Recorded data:
....
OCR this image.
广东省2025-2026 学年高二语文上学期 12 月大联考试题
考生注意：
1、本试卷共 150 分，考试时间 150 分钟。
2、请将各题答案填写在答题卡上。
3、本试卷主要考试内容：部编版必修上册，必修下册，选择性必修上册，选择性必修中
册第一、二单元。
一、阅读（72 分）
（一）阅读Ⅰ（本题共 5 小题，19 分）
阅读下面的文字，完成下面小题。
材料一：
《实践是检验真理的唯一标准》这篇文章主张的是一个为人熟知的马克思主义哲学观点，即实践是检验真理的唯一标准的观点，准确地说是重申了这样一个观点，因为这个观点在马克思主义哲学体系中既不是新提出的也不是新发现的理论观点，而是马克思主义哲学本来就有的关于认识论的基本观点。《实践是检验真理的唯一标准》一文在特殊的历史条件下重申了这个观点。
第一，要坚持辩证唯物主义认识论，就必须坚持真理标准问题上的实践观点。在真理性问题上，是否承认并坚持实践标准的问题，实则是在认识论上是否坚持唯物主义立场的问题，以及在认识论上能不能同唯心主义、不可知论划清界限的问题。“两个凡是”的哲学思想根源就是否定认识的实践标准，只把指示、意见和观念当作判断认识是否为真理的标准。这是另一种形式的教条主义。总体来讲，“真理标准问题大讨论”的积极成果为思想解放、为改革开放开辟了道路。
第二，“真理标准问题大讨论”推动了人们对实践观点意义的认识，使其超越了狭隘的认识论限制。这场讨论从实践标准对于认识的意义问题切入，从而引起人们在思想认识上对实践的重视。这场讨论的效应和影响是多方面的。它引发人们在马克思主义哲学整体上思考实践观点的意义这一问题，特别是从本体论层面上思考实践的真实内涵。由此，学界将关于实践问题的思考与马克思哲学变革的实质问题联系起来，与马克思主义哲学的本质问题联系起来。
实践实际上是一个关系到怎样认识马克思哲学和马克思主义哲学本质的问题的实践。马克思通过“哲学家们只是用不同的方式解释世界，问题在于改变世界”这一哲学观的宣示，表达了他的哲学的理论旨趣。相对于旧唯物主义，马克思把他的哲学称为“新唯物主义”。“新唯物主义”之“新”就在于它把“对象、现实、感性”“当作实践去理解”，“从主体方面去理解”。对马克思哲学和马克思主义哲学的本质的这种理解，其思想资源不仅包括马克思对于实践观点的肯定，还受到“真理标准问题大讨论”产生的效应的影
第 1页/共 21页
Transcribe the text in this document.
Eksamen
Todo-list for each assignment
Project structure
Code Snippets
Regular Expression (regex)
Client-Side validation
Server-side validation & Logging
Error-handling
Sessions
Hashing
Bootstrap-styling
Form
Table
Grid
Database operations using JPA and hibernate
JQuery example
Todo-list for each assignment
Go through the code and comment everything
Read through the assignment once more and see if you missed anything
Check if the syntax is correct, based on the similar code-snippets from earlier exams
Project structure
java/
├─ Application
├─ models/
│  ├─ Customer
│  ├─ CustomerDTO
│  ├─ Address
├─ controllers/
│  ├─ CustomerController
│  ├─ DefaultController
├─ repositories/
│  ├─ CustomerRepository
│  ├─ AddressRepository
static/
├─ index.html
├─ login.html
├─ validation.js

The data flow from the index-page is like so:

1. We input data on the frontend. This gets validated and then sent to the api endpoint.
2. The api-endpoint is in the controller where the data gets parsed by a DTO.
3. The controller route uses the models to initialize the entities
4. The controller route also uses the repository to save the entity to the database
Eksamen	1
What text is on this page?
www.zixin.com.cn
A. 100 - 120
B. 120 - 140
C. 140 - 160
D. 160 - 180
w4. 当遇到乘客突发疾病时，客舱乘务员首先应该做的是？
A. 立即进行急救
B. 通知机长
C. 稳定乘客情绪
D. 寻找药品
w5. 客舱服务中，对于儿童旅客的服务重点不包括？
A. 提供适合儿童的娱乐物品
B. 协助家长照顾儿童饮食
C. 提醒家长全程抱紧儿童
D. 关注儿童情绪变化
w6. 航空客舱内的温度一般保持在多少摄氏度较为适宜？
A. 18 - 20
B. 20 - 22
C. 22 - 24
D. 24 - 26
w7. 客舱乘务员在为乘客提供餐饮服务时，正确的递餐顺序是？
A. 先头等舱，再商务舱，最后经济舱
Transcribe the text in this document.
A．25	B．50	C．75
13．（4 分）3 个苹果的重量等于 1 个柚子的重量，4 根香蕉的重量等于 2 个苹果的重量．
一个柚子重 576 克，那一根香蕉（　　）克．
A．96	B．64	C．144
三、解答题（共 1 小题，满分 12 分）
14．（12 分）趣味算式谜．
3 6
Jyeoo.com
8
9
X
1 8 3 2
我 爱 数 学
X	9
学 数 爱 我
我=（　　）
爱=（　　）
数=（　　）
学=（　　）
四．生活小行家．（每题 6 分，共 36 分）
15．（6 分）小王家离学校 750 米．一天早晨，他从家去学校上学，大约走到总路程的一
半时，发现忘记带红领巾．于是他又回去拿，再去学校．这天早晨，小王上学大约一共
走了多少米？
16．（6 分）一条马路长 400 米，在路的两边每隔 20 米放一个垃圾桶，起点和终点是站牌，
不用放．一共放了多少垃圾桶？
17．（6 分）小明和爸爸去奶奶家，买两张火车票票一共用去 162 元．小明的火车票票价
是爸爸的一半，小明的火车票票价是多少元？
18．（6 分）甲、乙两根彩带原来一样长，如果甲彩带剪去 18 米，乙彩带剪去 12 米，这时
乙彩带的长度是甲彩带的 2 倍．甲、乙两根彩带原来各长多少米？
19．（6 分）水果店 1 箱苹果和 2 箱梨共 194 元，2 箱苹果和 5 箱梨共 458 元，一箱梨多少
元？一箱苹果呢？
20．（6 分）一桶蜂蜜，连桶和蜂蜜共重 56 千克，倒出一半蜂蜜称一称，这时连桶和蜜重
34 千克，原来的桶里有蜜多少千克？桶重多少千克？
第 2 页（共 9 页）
....
Aim> All entries must be repeated verbatim.

Solution to the exercise>
OCR this image.
广东省2025-2026 学年高二语文上学期 12 月大联考试题
考生注意：
1、本试卷共 150 分，考试时间 150 分钟。
2、请将各题答案填写在答题卡上。
3、本试卷主要考试内容：部编版必修上册，必修下册，选择性必修上册，选择性必修中
册第一、二单元。
一、阅读（72 分）
（一）阅读Ⅰ（本题共 5 小题，19 分）
阅读下面的文字，完成下面小题。
材料一：
《实践是检验真理的唯一标准》这篇文章主张的是一个为人熟知的马克思主义哲学观点，即实践是检验真理的唯一标准的观点，准确地说是重申了这样一个观点，因为这个观点在马克思主义哲学体系中既不是新提出的也不是新发现的理论观点，而是马克思主义哲学本来就有的关于认识论的基本观点。《实践是检验真理的唯一标准》一文在特殊的历史条件下重申了这个观点。
第一，要坚持辩证唯物主义认识论，就必须坚持真理标准问题上的实践观点。在真理性问题上，是否承认并坚持实践标准的问题，实则是在认识论上是否坚持唯物主义立场的问题，以及在认识论上能不能同唯心主义、不可知论划清界限的问题。“两个凡是”的哲学思想根源就是否定认识的实践标准，只把指示、意见和观念当作判断认识是否为真理的标准。这是另一种形式的教条主义。总体来讲，“真理标准问题大讨论”的积极成果为思想解放、为改革开放开辟了道路。
第二，“真理标准问题大讨论”推动了人们对实践观点意义的认识，使其超越了狭隘的认识论限制。这场讨论从实践标准对于认识的意义问题切入，从而引起人们在思想认识上对实践的重视。这场讨论的效应和影响是多方面的。它引发人们在马克思主义哲学整体上思考实践观点的意义这一问题，特别是从本体论层面上思考实践的真实内涵。由此，学界将关于实践问题的思考与马克思哲学变革的实质问题联系起来，与马克思主义哲学的本质问题联系起来。
实践实际上是一个关系到怎样认识马克思哲学和马克思主义哲学本质的问题的实践。马克思通过“哲学家们只是用不同的方式解释世界，问题在于改变世界”这一哲学观的宣示，表达了他的哲学的理论旨趣。相对于旧唯物主义，马克思把他的哲学称为“新唯物主义”。“新唯物主义”之“新”就在于它把“对象、现实、感性”“当作实践去理解”，“从主体方面去理解”。对马克思哲学和马克思主义哲学的本质的这种理解，其思想资源不仅包括马克思对于实践观点的肯定，还受到“真理标准问题大讨论”产生的效应的影
第 1页/共 21页
Transcribe the text in this document.
Eksamen
Todo-list for each assignment
Project structure
Code Snippets
Regular Expression (regex)
Client-Side validation
Server-side validation & Logging
Error-handling
Sessions
Hashing
Bootstrap-styling
Form
Table
Grid
Database operations using JPA and hibernate
JQuery example
Todo-list for each assignment
Go through the code and comment everything
Read through the assignment once more and see if you missed anything
Check if the syntax is correct, based on the similar code-snippets from earlier exams
Project structure
java/
├─ Application
├─ models/
│  ├─ Customer
│  ├─ CustomerDTO
│  ├─ Address
├─ controllers/
│  ├─ CustomerController
│  ├─ DefaultController
├─ repositories/
│  ├─ CustomerRepository
│  ├─ AddressRepository
static/
├─ index.html
├─ login.html
├─ validation.js

The data flow from the index-page is like so:

1. We input data on the frontend. This gets validated and then sent to the api endpoint.
2. The api-endpoint is in the controller where the data gets parsed by a DTO.
3. The controller route uses the models to initialize the entities
4. The controller route also uses the repository to save the entity to the database
Eksamen	1
What text is on this page?
www.zixin.com.cn
A. 100 - 120
B. 120 - 140
C. 140 - 160
D. 160 - 180
w4. 当遇到乘客突发疾病时，客舱乘务员首先应该做的是？
A. 立即进行急救
B. 通知机长
C. 稳定乘客情绪
D. 寻找药品
w5. 客舱服务中，对于儿童旅客的服务重点不包括？
A. 提供适合儿童的娱乐物品
B. 协助家长照顾儿童饮食
C. 提醒家长全程抱紧儿童
D. 关注儿童情绪变化
w6. 航空客舱内的温度一般保持在多少摄氏度较为适宜？
A. 18 - 20
B. 20 - 22
C. 22 - 24
D. 24 - 26
w7. 客舱乘务员在为乘客提供餐饮服务时，正确的递餐顺序是？
A. 先头等舱，再商务舱，最后经济舱
Transcribe the text in this document.
A．25	B．50	C．75
13．（4 分）3 个苹果的重量等于 1 个柚子的重量，4 根香蕉的重量等于 2 个苹果的重量．
一个柚子重 576 克，那一根香蕉（　　）克．
A．96	B．64	C．144
三、解答题（共 1 小题，满分 12 分）
14．（12 分）趣味算式谜．
3 6
Jyeoo.com
8
9
X
1 8 3 2
我 爱 数 学
X	9
学 数 爱 我
我=（　　）
爱=（　　）
数=（　　）
学=（　　）
四．生活小行家．（每题 6 分，共 36 分）
15．（6 分）小王家离学校 750 米．一天早晨，他从家去学校上学，大约走到总路程的一
半时，发现忘记带红领巾．于是他又回去拿，再去学校．这天早晨，小王上学大约一共
走了多少米？
16．（6 分）一条马路长 400 米，在路的两边每隔 20 米放一个垃圾桶，起点和终点是站牌，
不用放．一共放了多少垃圾桶？
17．（6 分）小明和爸爸去奶奶家，买两张火车票票一共用去 162 元．小明的火车票票价
是爸爸的一半，小明的火车票票价是多少元？
18．（6 分）甲、乙两根彩带原来一样长，如果甲彩带剪去 18 米，乙彩带剪去 12 米，这时
乙彩带的长度是甲彩带的 2 倍．甲、乙两根彩带原来各长多少米？
19．（6 分）水果店 1 箱苹果和 2 箱梨共 194 元，2 箱苹果和 5 箱梨共 458 元，一箱梨多少
元？一箱苹果呢？
20．（6 分）一桶蜂蜜，连桶和蜂蜜共重 56 千克，倒出一半蜂蜜称一称，这时连桶和蜜重
34 千克，原来的桶里有蜜多少千克？桶重多少千克？
第 2 页（共 9 页）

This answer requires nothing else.